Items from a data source
- - -
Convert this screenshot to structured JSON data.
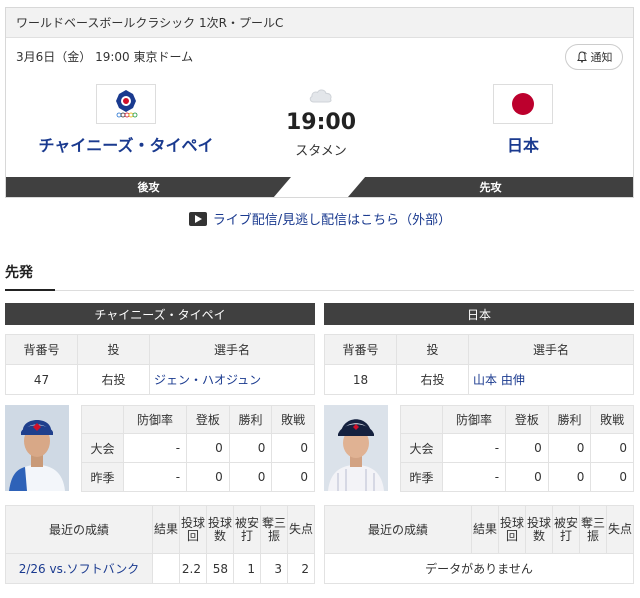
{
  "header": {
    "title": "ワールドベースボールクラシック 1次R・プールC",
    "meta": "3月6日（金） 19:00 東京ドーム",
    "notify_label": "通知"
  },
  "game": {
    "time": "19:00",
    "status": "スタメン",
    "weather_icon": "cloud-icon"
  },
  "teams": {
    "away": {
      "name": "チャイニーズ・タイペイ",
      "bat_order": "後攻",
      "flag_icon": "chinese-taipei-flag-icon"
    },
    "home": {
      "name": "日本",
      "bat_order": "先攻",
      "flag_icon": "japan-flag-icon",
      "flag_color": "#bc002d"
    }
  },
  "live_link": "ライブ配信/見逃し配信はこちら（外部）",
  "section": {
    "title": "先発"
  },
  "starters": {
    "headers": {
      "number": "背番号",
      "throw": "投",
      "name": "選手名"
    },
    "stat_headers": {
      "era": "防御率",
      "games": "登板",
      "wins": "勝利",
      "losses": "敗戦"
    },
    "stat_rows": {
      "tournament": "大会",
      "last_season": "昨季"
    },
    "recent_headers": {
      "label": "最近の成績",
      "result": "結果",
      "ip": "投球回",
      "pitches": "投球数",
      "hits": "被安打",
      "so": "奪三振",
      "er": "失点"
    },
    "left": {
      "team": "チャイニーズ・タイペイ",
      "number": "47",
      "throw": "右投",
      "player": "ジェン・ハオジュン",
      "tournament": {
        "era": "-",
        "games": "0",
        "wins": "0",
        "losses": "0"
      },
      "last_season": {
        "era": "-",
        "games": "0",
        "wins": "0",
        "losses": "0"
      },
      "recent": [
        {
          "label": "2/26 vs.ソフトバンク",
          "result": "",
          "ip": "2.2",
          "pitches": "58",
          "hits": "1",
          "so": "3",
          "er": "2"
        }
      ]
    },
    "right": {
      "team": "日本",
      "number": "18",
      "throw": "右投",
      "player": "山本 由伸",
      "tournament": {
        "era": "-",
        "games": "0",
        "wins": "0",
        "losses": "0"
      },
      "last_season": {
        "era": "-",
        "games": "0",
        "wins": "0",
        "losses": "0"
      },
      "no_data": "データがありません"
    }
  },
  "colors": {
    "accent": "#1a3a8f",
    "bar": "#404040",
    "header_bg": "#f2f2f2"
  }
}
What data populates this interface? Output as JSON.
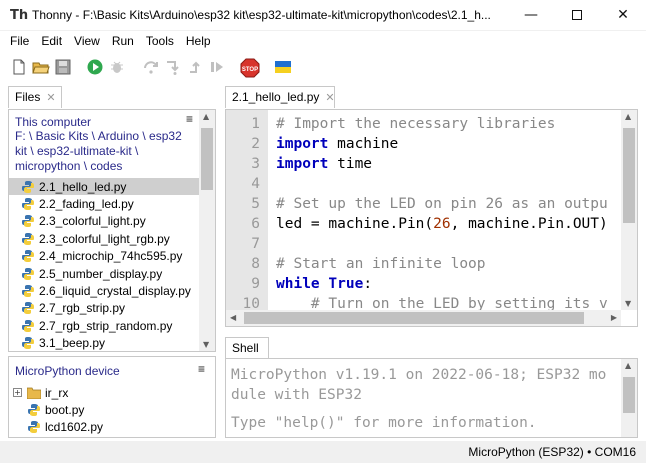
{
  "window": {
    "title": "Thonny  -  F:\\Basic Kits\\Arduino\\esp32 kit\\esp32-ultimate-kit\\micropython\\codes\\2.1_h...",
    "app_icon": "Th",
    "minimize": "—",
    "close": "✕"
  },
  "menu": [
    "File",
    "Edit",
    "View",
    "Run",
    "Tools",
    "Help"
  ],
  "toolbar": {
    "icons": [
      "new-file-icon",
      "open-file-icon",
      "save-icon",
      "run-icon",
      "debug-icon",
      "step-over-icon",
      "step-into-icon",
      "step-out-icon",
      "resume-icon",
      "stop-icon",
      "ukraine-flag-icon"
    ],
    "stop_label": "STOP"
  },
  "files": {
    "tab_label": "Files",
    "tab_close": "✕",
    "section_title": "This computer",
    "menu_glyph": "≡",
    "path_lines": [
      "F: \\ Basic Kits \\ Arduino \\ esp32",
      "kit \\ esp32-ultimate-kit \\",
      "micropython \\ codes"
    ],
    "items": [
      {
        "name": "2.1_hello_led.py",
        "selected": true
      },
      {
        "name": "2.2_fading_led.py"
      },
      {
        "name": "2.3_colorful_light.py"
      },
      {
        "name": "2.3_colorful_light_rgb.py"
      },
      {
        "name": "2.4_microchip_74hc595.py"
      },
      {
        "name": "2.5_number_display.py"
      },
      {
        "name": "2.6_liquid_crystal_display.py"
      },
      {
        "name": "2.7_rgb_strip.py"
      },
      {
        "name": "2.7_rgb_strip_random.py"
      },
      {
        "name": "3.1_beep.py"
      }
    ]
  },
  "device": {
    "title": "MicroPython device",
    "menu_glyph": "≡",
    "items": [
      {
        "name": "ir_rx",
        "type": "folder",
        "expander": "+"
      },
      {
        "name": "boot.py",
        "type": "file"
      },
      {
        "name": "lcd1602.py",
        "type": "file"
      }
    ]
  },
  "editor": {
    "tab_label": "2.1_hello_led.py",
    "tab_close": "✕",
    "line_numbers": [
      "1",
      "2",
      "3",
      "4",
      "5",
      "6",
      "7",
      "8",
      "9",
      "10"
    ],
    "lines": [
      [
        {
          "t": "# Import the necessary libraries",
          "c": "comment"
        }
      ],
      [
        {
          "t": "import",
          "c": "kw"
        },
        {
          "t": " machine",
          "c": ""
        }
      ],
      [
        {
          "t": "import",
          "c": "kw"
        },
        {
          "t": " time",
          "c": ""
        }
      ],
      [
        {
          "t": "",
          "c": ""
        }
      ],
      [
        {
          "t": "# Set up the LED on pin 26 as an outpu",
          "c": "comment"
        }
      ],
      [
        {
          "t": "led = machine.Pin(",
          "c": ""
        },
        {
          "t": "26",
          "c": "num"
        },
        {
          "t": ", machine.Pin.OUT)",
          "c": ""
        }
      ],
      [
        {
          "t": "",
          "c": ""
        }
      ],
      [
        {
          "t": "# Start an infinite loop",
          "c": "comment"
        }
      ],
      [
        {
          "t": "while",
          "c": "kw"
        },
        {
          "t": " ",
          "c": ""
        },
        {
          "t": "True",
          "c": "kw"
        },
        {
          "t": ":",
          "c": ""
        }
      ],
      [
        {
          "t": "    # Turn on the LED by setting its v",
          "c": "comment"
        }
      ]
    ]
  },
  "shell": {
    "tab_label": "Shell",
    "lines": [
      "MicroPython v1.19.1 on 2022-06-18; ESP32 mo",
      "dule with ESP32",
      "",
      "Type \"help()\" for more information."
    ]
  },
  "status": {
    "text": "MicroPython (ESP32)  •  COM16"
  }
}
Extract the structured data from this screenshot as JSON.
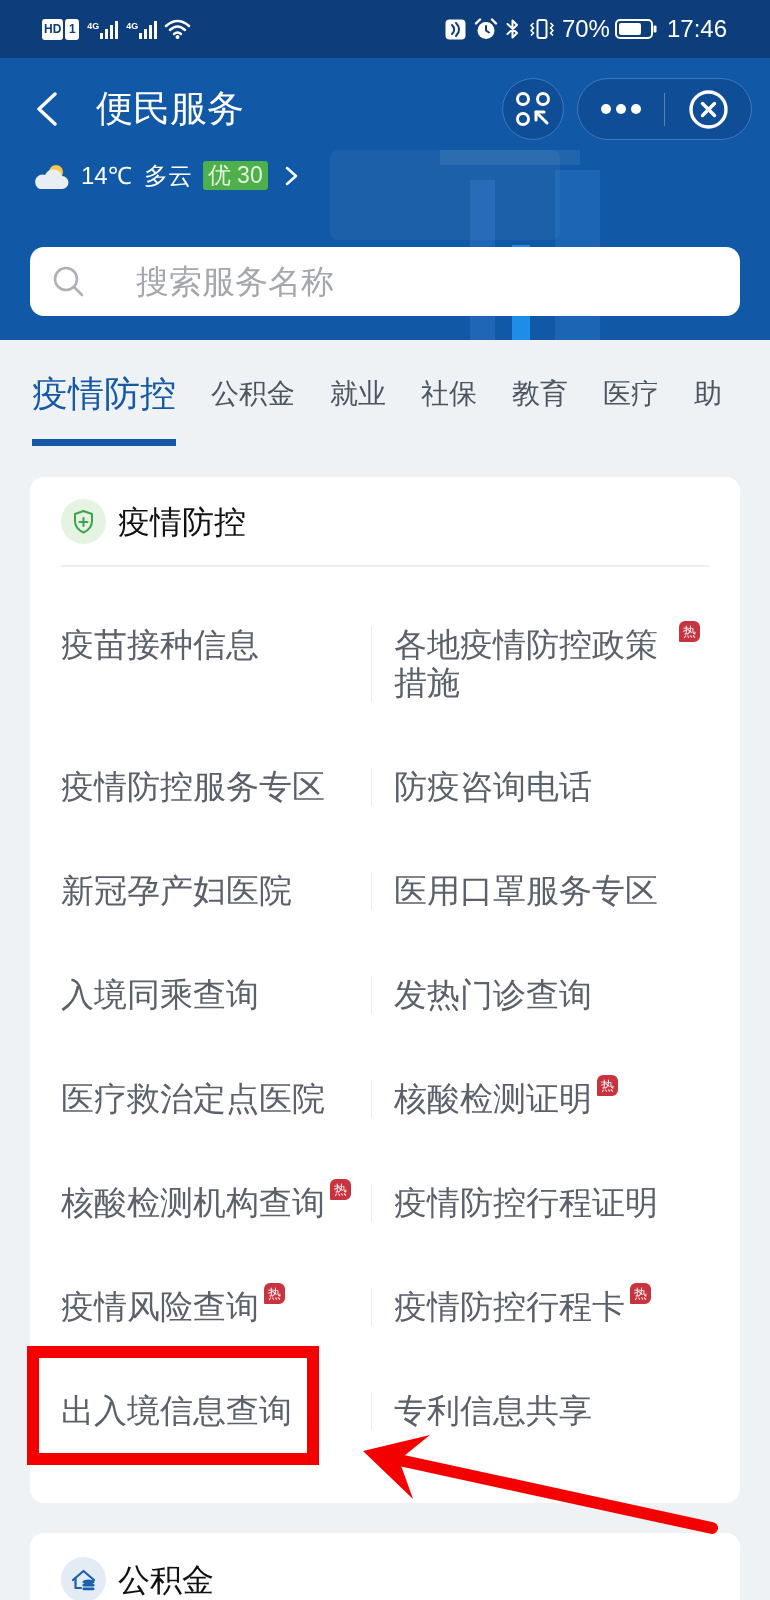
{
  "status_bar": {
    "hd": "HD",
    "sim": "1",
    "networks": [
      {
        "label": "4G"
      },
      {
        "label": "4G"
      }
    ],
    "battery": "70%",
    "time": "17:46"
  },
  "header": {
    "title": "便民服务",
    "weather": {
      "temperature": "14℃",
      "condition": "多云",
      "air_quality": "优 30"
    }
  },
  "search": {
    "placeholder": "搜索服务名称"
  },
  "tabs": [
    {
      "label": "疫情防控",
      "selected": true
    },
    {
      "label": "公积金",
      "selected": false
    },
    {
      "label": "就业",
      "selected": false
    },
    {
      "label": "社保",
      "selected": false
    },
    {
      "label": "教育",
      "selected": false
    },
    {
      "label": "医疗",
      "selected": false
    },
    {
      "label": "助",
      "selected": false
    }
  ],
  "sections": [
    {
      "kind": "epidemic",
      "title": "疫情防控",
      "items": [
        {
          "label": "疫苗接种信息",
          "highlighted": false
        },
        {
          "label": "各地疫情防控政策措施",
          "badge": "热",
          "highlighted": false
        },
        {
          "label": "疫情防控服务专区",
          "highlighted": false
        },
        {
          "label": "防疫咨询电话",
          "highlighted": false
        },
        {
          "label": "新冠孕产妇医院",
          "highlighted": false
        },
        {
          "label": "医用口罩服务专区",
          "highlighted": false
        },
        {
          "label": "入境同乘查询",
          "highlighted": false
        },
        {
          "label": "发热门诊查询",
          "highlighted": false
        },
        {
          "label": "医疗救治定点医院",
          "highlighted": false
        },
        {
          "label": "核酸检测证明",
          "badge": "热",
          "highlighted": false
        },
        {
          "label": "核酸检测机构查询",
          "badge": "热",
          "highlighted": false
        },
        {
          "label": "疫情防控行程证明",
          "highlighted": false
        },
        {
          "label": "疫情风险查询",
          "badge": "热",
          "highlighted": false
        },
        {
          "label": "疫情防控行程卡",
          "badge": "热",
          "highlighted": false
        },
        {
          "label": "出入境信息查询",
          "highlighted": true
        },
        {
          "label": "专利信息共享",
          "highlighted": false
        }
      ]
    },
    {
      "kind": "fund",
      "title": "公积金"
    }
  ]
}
- - -
- **SHORT EXERCISE**
Copy all lines from the listing that contain "Arduino".

- **TASK RESPONSE**
    "title": "Thonny  -  F:\\Basic Kits\\Arduino\\esp32 kit\\esp32-ultimate-kit\\micropython\\codes\\2.1_h...",
      "F: \\ Basic Kits \\ Arduino \\ esp32",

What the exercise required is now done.